§ PROBLEM DESCRIPTION: Find each line containing the string "above". Copy it.

>> START MATERIAL PROVIDED

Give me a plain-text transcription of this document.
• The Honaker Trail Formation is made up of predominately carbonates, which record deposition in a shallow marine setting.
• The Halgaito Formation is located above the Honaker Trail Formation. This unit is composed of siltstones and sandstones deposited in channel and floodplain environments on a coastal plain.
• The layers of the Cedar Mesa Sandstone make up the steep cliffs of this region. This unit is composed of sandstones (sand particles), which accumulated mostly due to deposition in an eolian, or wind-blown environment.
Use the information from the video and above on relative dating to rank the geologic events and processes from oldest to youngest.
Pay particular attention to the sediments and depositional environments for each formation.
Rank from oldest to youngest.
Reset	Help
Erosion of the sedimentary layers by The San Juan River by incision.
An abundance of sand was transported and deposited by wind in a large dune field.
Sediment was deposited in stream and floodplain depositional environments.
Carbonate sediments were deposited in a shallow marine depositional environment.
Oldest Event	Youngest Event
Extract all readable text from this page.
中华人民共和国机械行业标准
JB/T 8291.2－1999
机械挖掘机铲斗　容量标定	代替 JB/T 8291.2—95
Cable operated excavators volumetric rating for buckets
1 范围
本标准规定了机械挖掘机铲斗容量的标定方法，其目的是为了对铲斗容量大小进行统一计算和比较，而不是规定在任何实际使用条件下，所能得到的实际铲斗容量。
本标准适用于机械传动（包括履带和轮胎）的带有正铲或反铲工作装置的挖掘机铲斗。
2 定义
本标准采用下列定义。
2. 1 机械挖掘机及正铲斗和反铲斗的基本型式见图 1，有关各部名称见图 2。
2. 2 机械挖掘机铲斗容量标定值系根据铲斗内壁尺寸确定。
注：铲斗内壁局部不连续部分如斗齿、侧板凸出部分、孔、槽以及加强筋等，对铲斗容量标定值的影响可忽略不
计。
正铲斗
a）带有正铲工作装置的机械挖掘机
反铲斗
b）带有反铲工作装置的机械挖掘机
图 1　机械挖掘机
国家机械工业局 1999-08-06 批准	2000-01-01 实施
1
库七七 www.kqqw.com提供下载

>> END MATERIAL PROVIDED
>> START MATERIAL PROVIDED

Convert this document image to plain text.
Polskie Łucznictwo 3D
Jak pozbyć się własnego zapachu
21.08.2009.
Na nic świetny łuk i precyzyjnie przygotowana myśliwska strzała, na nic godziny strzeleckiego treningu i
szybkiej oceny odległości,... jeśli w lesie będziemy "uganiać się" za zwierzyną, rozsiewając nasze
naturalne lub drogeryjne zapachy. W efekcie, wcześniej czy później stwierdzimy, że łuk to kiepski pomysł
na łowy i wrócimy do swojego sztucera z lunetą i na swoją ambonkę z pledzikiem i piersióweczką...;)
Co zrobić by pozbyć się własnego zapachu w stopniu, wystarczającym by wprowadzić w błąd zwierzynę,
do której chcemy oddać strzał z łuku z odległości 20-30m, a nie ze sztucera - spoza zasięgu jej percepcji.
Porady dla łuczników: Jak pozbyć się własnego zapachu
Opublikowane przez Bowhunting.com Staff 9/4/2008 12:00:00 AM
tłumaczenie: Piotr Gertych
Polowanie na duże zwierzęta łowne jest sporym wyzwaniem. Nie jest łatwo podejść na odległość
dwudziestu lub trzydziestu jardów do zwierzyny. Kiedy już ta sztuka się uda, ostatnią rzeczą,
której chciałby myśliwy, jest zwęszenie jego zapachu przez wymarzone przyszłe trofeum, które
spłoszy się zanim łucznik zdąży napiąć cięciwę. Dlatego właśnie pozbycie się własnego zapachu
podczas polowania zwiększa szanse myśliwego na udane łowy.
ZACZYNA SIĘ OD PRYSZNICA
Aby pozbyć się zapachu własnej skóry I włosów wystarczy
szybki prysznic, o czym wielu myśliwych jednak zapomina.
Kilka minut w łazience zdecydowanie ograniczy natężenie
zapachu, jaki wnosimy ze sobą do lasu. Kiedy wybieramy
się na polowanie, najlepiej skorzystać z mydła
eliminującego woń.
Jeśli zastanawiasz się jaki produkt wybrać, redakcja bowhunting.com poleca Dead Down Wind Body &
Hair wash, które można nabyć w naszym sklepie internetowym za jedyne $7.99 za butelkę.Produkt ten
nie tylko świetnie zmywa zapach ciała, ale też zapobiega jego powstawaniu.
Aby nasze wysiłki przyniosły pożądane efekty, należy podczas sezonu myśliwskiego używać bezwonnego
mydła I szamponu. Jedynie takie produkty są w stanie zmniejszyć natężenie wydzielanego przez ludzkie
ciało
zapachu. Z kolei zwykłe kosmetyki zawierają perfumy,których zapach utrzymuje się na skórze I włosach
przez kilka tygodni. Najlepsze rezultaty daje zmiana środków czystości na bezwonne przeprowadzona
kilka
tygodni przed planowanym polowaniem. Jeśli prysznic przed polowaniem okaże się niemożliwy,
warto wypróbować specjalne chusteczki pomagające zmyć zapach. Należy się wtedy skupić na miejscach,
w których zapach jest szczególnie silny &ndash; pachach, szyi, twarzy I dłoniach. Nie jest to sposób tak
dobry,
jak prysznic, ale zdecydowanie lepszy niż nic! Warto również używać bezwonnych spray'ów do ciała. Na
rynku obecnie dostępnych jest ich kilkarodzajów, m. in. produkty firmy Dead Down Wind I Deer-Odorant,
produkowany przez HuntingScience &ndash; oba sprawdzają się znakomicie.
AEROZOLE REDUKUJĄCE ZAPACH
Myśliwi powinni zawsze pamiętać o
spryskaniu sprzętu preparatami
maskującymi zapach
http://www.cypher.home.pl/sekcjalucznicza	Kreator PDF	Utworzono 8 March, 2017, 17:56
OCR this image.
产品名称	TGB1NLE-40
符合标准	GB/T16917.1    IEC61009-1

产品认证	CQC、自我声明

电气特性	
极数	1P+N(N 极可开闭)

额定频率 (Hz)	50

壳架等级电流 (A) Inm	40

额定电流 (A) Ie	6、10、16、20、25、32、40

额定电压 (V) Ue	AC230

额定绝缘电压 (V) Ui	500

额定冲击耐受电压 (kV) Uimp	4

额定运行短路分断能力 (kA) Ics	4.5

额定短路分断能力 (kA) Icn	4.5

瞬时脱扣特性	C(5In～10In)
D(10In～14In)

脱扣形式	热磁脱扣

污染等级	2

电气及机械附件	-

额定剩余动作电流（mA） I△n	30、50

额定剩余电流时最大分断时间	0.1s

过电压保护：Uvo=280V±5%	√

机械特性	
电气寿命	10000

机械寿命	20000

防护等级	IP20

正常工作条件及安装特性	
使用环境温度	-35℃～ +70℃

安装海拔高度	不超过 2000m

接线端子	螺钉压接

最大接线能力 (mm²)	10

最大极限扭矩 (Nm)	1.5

>> END MATERIAL PROVIDED
>> START MATERIAL PROVIDED

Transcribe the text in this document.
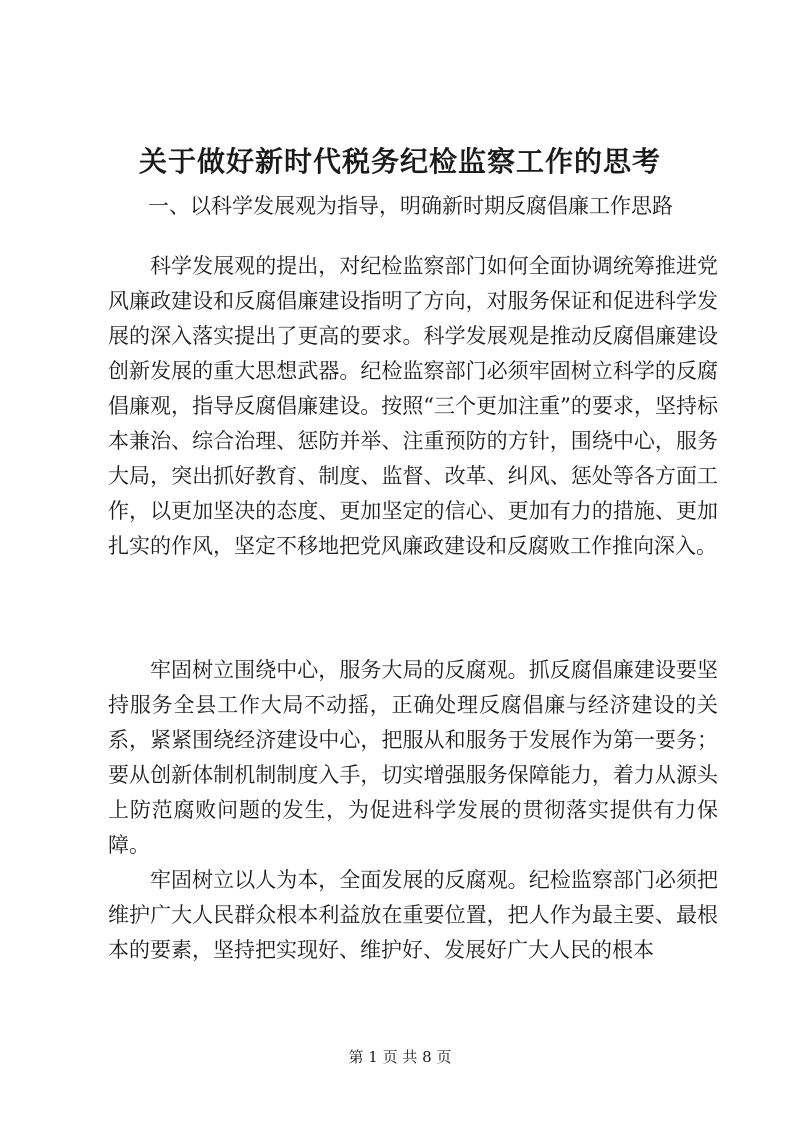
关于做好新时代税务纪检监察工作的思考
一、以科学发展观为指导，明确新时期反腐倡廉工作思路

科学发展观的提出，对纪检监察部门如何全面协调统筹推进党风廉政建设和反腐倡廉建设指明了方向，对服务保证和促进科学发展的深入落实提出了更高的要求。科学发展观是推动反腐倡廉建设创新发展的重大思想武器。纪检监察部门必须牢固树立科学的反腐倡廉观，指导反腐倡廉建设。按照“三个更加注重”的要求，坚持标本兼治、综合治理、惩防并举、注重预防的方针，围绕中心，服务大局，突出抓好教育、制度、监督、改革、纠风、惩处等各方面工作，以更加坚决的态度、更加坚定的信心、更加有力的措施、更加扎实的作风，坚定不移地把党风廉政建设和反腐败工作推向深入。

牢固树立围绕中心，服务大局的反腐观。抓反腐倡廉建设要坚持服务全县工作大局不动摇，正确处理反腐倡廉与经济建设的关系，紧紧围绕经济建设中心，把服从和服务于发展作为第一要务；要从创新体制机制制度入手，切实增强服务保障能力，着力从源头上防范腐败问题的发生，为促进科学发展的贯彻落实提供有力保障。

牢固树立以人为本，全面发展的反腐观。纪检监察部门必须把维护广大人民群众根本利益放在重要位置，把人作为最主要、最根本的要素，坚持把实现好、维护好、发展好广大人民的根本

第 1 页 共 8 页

>> END MATERIAL PROVIDED

§ WORKED SOLUTION:
• The Halgaito Formation is located above the Honaker Trail Formation. This unit is composed of siltstones and sandstones deposited in channel and floodplain environments on a coastal plain.
Use the information from the video and above on relative dating to rank the geologic events and processes from oldest to youngest.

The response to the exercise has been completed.